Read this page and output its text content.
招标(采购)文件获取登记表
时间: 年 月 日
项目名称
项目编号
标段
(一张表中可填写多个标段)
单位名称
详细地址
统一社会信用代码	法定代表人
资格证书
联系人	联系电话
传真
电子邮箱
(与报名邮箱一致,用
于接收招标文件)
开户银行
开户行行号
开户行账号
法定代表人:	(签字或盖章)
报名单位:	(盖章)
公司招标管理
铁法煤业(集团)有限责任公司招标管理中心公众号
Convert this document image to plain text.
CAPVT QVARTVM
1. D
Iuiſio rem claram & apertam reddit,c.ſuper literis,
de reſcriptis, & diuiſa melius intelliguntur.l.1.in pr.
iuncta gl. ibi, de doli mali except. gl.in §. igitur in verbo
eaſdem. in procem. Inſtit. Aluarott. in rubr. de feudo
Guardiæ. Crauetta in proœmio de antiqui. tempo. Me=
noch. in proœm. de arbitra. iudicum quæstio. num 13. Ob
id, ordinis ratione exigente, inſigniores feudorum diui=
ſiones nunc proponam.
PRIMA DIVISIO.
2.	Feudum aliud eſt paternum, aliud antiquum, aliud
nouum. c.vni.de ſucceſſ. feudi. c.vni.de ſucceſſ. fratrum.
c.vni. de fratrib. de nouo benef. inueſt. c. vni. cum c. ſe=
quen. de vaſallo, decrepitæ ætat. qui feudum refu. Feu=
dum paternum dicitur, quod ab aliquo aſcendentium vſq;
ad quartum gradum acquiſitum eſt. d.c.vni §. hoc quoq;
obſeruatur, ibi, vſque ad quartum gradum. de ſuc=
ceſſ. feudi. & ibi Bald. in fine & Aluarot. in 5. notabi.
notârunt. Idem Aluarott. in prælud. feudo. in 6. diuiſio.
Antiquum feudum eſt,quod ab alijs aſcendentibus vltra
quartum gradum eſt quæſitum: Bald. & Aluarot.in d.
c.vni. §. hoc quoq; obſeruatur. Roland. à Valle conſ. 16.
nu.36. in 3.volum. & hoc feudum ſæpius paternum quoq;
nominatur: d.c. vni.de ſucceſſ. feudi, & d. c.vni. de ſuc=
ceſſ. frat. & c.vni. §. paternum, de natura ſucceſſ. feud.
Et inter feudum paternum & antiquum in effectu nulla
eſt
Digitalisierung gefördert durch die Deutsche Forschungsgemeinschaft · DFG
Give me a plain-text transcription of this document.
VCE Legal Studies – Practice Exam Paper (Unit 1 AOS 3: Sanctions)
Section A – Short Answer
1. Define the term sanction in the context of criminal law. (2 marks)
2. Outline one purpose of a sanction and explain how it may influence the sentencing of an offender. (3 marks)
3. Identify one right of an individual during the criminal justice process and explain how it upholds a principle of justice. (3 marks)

------------------------------------

• _Problem statement_:
Go through the listing above and restate it word for word.

• _Result_:
Read this page and output its text content.
招标(采购)文件获取登记表
时间: 年 月 日
项目名称
项目编号
标段
(一张表中可填写多个标段)
单位名称
详细地址
统一社会信用代码	法定代表人
资格证书
联系人	联系电话
传真
电子邮箱
(与报名邮箱一致,用
于接收招标文件)
开户银行
开户行行号
开户行账号
法定代表人:	(签字或盖章)
报名单位:	(盖章)
公司招标管理
铁法煤业(集团)有限责任公司招标管理中心公众号
Convert this document image to plain text.
CAPVT QVARTVM
1. D
Iuiſio rem claram & apertam reddit,c.ſuper literis,
de reſcriptis, & diuiſa melius intelliguntur.l.1.in pr.
iuncta gl. ibi, de doli mali except. gl.in §. igitur in verbo
eaſdem. in procem. Inſtit. Aluarott. in rubr. de feudo
Guardiæ. Crauetta in proœmio de antiqui. tempo. Me=
noch. in proœm. de arbitra. iudicum quæstio. num 13. Ob
id, ordinis ratione exigente, inſigniores feudorum diui=
ſiones nunc proponam.
PRIMA DIVISIO.
2.	Feudum aliud eſt paternum, aliud antiquum, aliud
nouum. c.vni.de ſucceſſ. feudi. c.vni.de ſucceſſ. fratrum.
c.vni. de fratrib. de nouo benef. inueſt. c. vni. cum c. ſe=
quen. de vaſallo, decrepitæ ætat. qui feudum refu. Feu=
dum paternum dicitur, quod ab aliquo aſcendentium vſq;
ad quartum gradum acquiſitum eſt. d.c.vni §. hoc quoq;
obſeruatur, ibi, vſque ad quartum gradum. de ſuc=
ceſſ. feudi. & ibi Bald. in fine & Aluarot. in 5. notabi.
notârunt. Idem Aluarott. in prælud. feudo. in 6. diuiſio.
Antiquum feudum eſt,quod ab alijs aſcendentibus vltra
quartum gradum eſt quæſitum: Bald. & Aluarot.in d.
c.vni. §. hoc quoq; obſeruatur. Roland. à Valle conſ. 16.
nu.36. in 3.volum. & hoc feudum ſæpius paternum quoq;
nominatur: d.c. vni.de ſucceſſ. feudi, & d. c.vni. de ſuc=
ceſſ. frat. & c.vni. §. paternum, de natura ſucceſſ. feud.
Et inter feudum paternum & antiquum in effectu nulla
eſt
Digitalisierung gefördert durch die Deutsche Forschungsgemeinschaft · DFG
Give me a plain-text transcription of this document.
VCE Legal Studies – Practice Exam Paper (Unit 1 AOS 3: Sanctions)
Section A – Short Answer
1. Define the term sanction in the context of criminal law. (2 marks)
2. Outline one purpose of a sanction and explain how it may influence the sentencing of an offender. (3 marks)
3. Identify one right of an individual during the criminal justice process and explain how it upholds a principle of justice. (3 marks)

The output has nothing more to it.